Set problem:
Convert the data from the line with "List every element" up to and including the line with "table-row: Developmental quotient" into a Markdown table with the columns Row and Line, numbering each row and leaving out blank lines.

Dataset extract:
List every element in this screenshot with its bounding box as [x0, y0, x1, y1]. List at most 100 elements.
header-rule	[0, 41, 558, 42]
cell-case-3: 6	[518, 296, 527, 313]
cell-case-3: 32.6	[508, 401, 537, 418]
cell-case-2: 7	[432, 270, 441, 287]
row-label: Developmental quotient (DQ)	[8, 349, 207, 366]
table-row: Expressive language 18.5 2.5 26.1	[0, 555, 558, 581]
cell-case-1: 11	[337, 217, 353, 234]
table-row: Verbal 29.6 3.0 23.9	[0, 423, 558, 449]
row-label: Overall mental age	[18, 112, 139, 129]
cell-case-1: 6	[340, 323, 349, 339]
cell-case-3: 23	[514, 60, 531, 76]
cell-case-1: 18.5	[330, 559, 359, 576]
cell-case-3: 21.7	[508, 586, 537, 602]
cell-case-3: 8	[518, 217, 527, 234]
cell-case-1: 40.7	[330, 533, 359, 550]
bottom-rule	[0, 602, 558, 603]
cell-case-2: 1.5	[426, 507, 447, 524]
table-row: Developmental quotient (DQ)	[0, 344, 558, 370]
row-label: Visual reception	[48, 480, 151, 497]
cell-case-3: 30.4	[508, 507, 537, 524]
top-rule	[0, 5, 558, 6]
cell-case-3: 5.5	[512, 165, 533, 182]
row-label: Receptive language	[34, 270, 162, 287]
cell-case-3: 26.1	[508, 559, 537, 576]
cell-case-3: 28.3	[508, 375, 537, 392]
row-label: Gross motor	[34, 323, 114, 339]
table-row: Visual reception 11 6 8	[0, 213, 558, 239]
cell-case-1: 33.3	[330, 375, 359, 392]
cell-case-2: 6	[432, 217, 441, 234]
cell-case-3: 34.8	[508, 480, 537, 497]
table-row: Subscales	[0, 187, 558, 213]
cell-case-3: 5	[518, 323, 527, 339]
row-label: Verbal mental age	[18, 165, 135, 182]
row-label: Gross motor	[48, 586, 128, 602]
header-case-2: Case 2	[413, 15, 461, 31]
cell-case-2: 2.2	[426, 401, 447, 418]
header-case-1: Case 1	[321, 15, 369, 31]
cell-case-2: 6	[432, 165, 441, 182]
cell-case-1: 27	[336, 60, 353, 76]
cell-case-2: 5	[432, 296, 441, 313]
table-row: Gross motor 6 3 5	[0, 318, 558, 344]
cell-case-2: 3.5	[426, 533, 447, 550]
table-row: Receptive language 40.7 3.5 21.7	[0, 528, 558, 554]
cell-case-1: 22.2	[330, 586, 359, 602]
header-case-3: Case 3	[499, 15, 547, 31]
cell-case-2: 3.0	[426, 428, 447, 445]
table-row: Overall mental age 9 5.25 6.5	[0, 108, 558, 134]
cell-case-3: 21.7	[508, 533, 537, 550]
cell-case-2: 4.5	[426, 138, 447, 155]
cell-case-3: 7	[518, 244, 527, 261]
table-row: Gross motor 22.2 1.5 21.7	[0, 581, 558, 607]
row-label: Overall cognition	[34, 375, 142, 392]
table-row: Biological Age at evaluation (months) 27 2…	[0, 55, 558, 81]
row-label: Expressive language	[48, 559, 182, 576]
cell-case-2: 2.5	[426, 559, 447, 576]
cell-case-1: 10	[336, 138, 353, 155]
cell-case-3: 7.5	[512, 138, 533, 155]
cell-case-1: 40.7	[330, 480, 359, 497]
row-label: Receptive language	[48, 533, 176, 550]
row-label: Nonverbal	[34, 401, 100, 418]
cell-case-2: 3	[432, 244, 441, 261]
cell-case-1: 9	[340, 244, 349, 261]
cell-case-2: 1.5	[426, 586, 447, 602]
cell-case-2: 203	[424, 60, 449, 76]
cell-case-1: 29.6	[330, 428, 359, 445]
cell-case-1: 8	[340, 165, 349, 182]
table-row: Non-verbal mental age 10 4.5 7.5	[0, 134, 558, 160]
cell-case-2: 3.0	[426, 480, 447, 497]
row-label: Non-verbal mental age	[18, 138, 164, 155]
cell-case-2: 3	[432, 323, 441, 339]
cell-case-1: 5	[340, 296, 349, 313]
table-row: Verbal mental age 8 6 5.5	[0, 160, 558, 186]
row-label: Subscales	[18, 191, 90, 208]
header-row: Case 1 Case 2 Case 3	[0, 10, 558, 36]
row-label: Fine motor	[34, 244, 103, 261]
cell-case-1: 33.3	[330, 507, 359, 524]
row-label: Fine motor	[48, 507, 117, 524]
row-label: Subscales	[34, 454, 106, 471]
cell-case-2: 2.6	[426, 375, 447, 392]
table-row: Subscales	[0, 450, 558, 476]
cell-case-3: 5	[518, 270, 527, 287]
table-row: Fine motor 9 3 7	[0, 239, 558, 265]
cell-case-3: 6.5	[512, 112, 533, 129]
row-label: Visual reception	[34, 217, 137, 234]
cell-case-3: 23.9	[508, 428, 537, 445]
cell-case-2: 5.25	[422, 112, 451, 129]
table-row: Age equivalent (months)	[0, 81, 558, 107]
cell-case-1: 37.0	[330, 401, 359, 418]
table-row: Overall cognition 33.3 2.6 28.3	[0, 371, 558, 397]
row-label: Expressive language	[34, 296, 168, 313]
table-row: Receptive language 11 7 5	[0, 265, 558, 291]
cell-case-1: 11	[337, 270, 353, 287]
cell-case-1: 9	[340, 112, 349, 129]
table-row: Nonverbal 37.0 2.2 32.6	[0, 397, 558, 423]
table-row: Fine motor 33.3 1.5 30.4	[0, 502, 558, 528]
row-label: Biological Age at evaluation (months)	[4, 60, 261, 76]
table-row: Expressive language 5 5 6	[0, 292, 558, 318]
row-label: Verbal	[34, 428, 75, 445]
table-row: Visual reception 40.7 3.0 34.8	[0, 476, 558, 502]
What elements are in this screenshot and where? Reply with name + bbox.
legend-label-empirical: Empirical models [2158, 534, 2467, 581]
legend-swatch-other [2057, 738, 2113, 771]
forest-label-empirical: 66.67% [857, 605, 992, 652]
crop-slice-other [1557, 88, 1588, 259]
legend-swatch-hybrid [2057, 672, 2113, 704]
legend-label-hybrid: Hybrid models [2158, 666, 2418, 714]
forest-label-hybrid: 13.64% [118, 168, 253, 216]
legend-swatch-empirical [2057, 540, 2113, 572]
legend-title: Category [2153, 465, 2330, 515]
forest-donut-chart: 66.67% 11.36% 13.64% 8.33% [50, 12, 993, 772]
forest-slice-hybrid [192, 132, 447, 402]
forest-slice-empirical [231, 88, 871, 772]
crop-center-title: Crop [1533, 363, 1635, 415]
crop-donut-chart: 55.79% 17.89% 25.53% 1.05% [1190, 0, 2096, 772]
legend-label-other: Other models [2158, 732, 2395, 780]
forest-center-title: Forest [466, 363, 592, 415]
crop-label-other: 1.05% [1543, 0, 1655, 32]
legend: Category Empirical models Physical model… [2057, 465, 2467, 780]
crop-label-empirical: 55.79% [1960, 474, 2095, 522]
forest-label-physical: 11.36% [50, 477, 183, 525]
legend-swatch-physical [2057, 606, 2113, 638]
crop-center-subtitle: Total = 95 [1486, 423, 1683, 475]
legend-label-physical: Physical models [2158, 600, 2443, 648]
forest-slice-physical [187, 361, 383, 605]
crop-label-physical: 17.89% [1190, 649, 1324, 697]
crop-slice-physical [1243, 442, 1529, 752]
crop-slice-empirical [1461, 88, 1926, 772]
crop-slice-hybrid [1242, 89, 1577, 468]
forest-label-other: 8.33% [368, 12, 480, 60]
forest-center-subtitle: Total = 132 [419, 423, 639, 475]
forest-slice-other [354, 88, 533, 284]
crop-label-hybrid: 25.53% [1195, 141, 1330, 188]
--
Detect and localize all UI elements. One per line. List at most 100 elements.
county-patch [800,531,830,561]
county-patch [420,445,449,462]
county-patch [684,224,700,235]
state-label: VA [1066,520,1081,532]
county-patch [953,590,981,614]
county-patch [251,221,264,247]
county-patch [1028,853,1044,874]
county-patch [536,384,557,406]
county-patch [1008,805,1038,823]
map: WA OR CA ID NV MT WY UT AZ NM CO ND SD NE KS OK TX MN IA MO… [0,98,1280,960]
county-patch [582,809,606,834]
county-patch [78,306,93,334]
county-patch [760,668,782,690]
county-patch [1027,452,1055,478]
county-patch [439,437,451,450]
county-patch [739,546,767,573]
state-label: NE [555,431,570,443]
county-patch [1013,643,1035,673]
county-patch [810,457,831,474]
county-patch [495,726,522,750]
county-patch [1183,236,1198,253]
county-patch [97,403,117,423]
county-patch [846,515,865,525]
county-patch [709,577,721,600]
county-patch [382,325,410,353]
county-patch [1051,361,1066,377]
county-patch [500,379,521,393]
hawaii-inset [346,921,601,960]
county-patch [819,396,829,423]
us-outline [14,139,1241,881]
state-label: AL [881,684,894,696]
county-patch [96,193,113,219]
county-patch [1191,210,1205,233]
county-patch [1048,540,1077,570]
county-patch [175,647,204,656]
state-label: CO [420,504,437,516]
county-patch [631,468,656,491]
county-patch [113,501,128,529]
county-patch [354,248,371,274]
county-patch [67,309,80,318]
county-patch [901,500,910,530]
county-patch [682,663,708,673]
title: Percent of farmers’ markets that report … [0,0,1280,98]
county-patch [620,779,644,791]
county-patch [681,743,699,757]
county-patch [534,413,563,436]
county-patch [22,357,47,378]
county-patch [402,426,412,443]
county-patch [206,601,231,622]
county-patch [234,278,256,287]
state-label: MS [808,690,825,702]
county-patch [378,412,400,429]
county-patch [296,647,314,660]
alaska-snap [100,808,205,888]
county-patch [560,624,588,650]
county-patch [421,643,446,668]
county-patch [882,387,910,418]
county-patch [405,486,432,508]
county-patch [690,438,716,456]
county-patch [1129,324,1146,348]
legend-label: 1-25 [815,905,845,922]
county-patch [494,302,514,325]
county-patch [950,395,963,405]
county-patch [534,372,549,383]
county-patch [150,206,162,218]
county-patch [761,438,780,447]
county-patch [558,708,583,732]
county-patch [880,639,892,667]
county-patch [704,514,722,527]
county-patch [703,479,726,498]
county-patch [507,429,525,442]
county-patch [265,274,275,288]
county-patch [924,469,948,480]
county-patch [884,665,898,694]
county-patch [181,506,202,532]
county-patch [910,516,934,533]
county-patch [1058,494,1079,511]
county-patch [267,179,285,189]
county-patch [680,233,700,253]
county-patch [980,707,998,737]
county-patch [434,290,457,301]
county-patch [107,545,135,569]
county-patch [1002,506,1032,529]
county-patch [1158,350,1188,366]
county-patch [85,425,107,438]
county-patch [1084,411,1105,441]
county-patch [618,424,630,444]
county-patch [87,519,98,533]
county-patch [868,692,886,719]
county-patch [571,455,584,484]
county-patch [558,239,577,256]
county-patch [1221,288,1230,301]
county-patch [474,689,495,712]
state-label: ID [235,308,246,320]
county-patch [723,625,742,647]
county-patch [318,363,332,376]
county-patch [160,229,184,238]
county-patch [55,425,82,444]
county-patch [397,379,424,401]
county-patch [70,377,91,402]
--
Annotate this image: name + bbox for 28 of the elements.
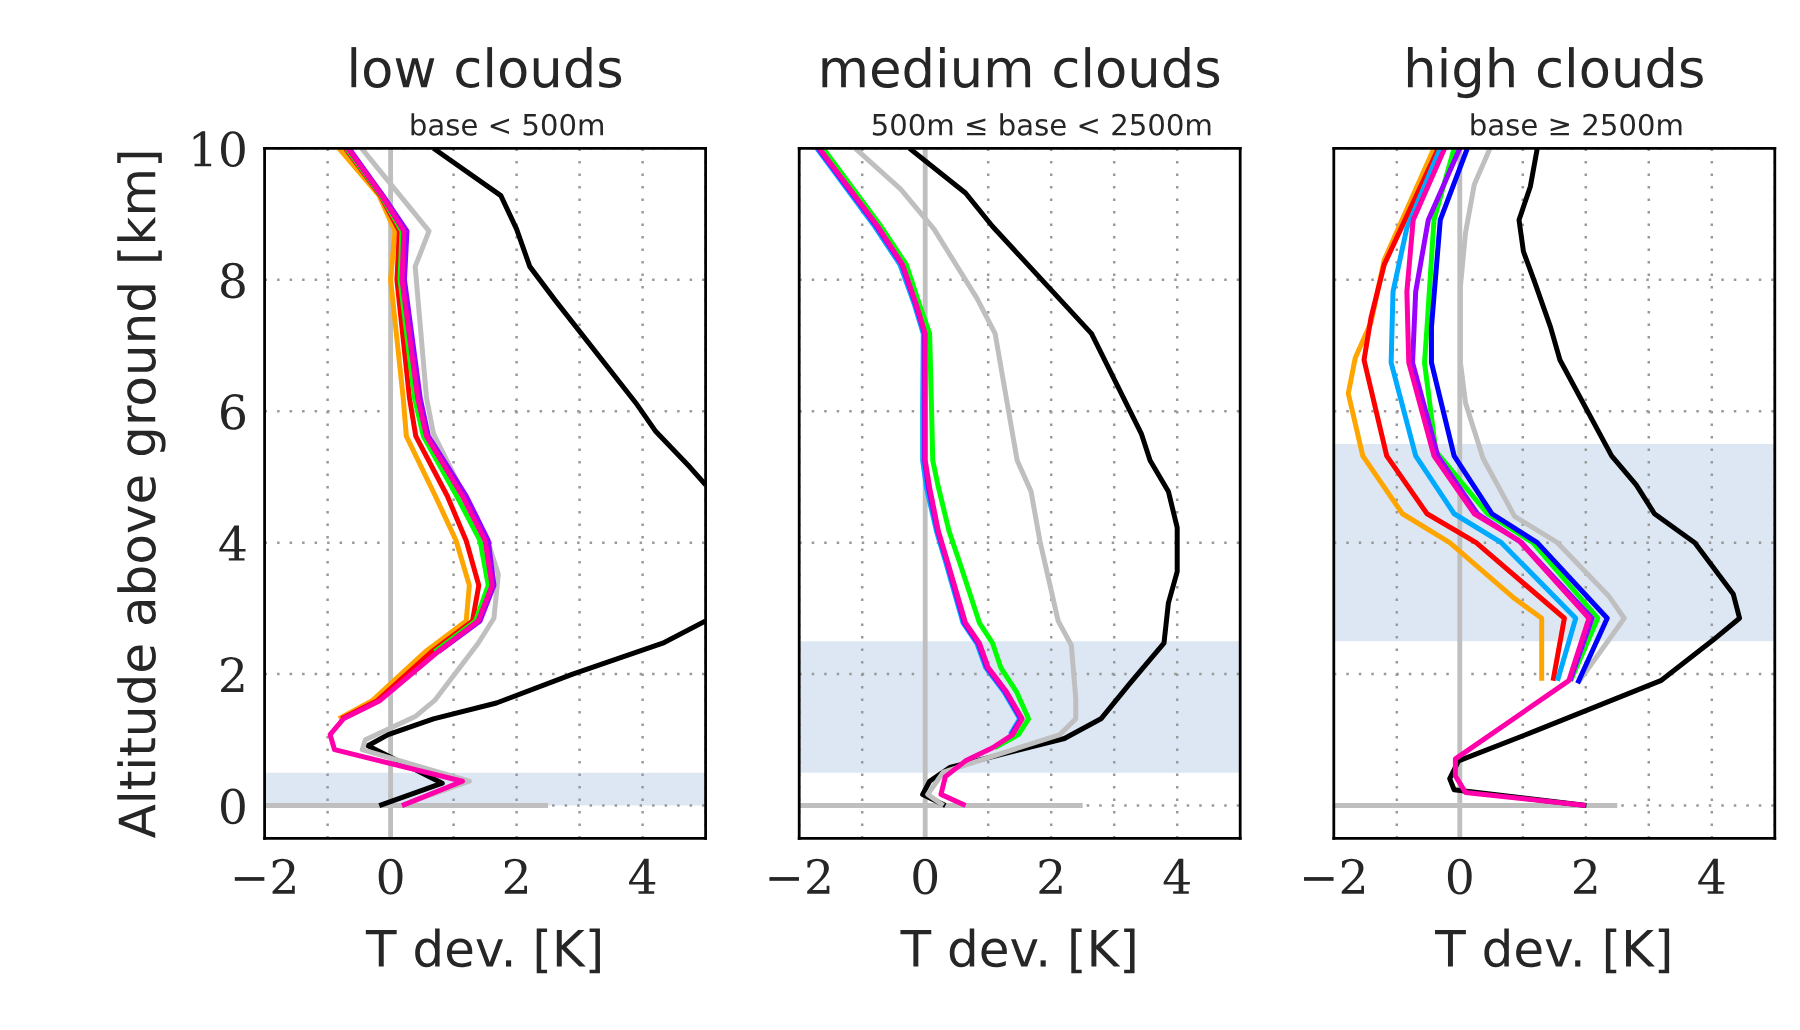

Solution:
| Row | Line |
|---|---|
| 1 | List every element in this screenshot with its bounding box as [x0, y0, x1, y1]. List at most 100 elements. |
| 2 | header-rule	[0, 41, 558, 42] |
| 3 | cell-case-3: 6	[518, 296, 527, 313] |
| 4 | cell-case-3: 32.6	[508, 401, 537, 418] |
| 5 | cell-case-2: 7	[432, 270, 441, 287] |
| 6 | row-label: Developmental quotient (DQ)	[8, 349, 207, 366] |
| 7 | table-row: Expressive language 18.5 2.5 26.1	[0, 555, 558, 581] |
| 8 | cell-case-1: 11	[337, 217, 353, 234] |
| 9 | table-row: Verbal 29.6 3.0 23.9	[0, 423, 558, 449] |
| 10 | row-label: Overall mental age	[18, 112, 139, 129] |
| 11 | cell-case-1: 6	[340, 323, 349, 339] |
| 12 | cell-case-3: 23	[514, 60, 531, 76] |
| 13 | cell-case-1: 18.5	[330, 559, 359, 576] |
| 14 | cell-case-3: 21.7	[508, 586, 537, 602] |
| 15 | cell-case-3: 8	[518, 217, 527, 234] |
| 16 | cell-case-1: 40.7	[330, 533, 359, 550] |
| 17 | bottom-rule	[0, 602, 558, 603] |
| 18 | cell-case-2: 1.5	[426, 507, 447, 524] |
| 19 | table-row: Developmental quotient (DQ)	[0, 344, 558, 370] |